[START Excerpted data]
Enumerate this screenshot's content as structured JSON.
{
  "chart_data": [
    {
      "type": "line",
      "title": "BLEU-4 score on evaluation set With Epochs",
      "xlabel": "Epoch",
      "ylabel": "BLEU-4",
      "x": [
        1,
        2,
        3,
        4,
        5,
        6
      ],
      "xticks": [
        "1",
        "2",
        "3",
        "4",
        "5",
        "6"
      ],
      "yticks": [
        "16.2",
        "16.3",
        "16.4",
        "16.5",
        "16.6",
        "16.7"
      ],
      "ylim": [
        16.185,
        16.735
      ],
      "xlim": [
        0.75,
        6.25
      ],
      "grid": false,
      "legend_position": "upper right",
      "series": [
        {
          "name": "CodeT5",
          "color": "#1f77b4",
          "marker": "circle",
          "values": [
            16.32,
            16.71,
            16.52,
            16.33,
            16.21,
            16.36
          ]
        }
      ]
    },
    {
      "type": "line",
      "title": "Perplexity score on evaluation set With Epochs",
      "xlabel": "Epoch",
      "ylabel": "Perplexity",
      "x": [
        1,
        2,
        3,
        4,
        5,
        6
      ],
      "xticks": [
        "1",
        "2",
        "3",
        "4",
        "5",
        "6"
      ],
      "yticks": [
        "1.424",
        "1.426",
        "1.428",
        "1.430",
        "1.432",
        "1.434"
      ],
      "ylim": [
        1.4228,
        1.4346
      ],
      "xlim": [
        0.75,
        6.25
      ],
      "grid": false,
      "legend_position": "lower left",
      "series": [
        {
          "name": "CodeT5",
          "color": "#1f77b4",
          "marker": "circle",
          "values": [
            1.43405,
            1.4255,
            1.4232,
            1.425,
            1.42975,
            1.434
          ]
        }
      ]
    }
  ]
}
[END Excerpted data]
#### What is being asked:
Tally every line of the data that holds the word "With" and write the count alone.

#### Answer below:
2